Exercise requirements:
Reproduce the listing below character for character; drop every image.
* START Supplied material *
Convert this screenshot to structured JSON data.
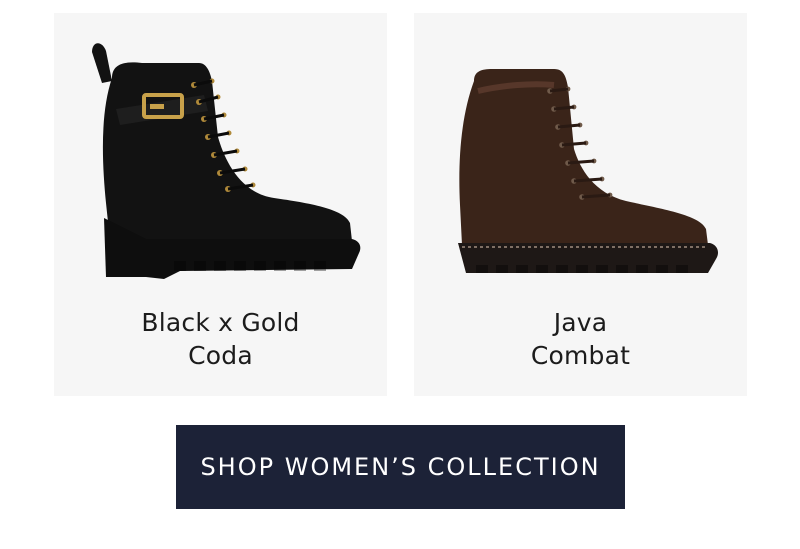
{
  "products": [
    {
      "name_line1": "Black x Gold",
      "name_line2": "Coda",
      "image_icon": "black-gold-coda-boot-image"
    },
    {
      "name_line1": "Java",
      "name_line2": "Combat",
      "image_icon": "java-combat-boot-image"
    }
  ],
  "cta": {
    "label": "SHOP WOMEN’S COLLECTION",
    "bg_color": "#1c2237",
    "text_color": "#ffffff"
  },
  "colors": {
    "card_bg": "#f6f6f6",
    "black_boot": "#121212",
    "brown_boot": "#3a2419",
    "gold_accent": "#c8a14a"
  }
}
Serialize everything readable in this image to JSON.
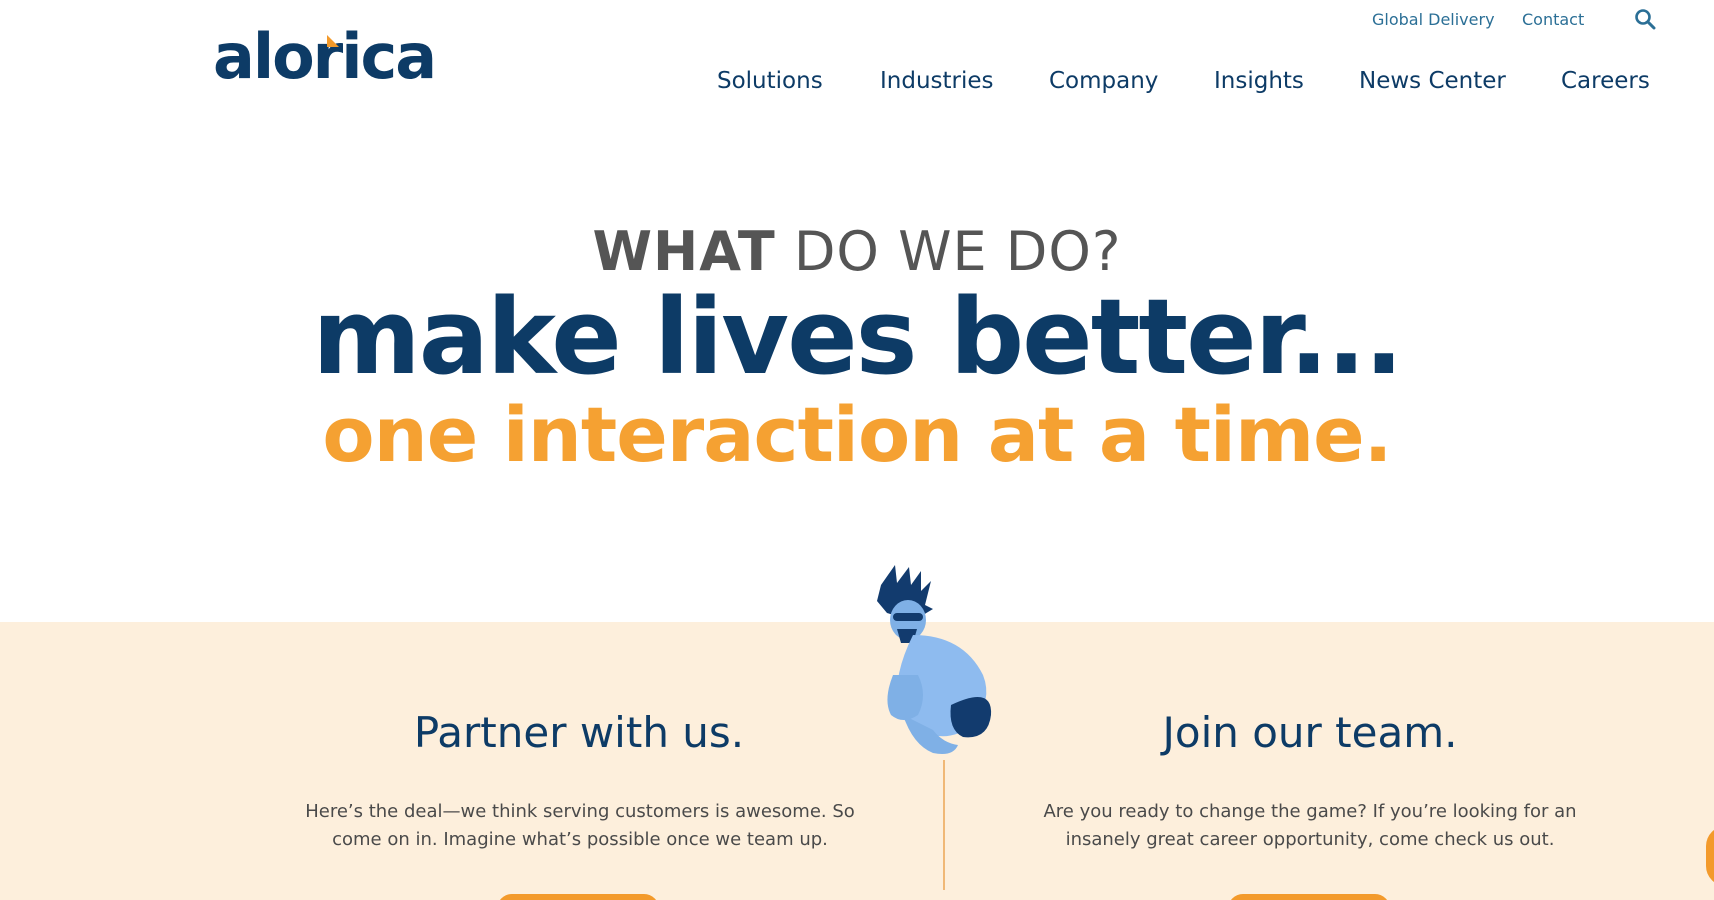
{
  "brand": {
    "logo_text": "alorica"
  },
  "utility_nav": {
    "global_delivery": "Global Delivery",
    "contact": "Contact"
  },
  "main_nav": {
    "items": [
      "Solutions",
      "Industries",
      "Company",
      "Insights",
      "News Center",
      "Careers"
    ]
  },
  "hero": {
    "eyebrow_bold": "WHAT",
    "eyebrow_rest": " DO WE DO?",
    "headline": "make lives better...",
    "subheadline": "one interaction at a time."
  },
  "partner": {
    "title": "Partner with us.",
    "text": "Here’s the deal—we think serving customers is awesome. So come on in. Imagine what’s possible once we team up."
  },
  "join": {
    "title": "Join our team.",
    "text": "Are you ready to change the game? If you’re looking for an insanely great career opportunity, come check us out."
  },
  "colors": {
    "brand_navy": "#0d3b66",
    "brand_orange": "#f39a2b",
    "band_cream": "#fdefdc"
  },
  "icons": {
    "search": "search-icon",
    "figure": "jumping-person-illustration"
  }
}
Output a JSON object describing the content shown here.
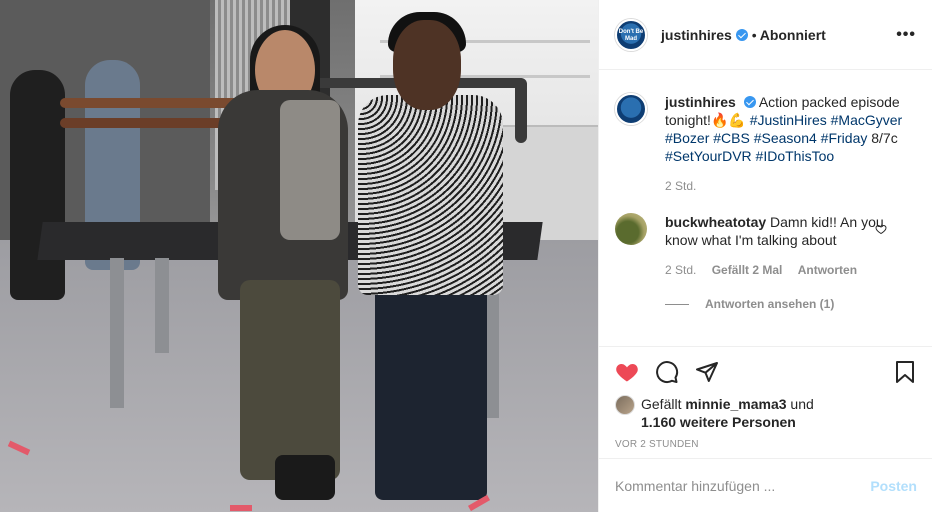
* END Supplied material *
The reply:
Convert this screenshot to structured JSON data.
{
  "products": [
    {
      "name_line1": "Black x Gold",
      "name_line2": "Coda",
      "image_icon": "black-gold-coda-boot-image"
    },
    {
      "name_line1": "Java",
      "name_line2": "Combat",
      "image_icon": "java-combat-boot-image"
    }
  ],
  "cta": {
    "label": "SHOP WOMEN’S COLLECTION",
    "bg_color": "#1c2237",
    "text_color": "#ffffff"
  },
  "colors": {
    "card_bg": "#f6f6f6",
    "black_boot": "#121212",
    "brown_boot": "#3a2419",
    "gold_accent": "#c8a14a"
  }
}
Serialize everything readable in this image to JSON.
{
  "brand": {
    "logo_text": "alorica"
  },
  "utility_nav": {
    "global_delivery": "Global Delivery",
    "contact": "Contact"
  },
  "main_nav": {
    "items": [
      "Solutions",
      "Industries",
      "Company",
      "Insights",
      "News Center",
      "Careers"
    ]
  },
  "hero": {
    "eyebrow_bold": "WHAT",
    "eyebrow_rest": " DO WE DO?",
    "headline": "make lives better...",
    "subheadline": "one interaction at a time."
  },
  "partner": {
    "title": "Partner with us.",
    "text": "Here’s the deal—we think serving customers is awesome. So come on in. Imagine what’s possible once we team up."
  },
  "join": {
    "title": "Join our team.",
    "text": "Are you ready to change the game? If you’re looking for an insanely great career opportunity, come check us out."
  },
  "colors": {
    "brand_navy": "#0d3b66",
    "brand_orange": "#f39a2b",
    "band_cream": "#fdefdc"
  },
  "icons": {
    "search": "search-icon",
    "figure": "jumping-person-illustration"
  }
}
Output a JSON object describing the content shown here.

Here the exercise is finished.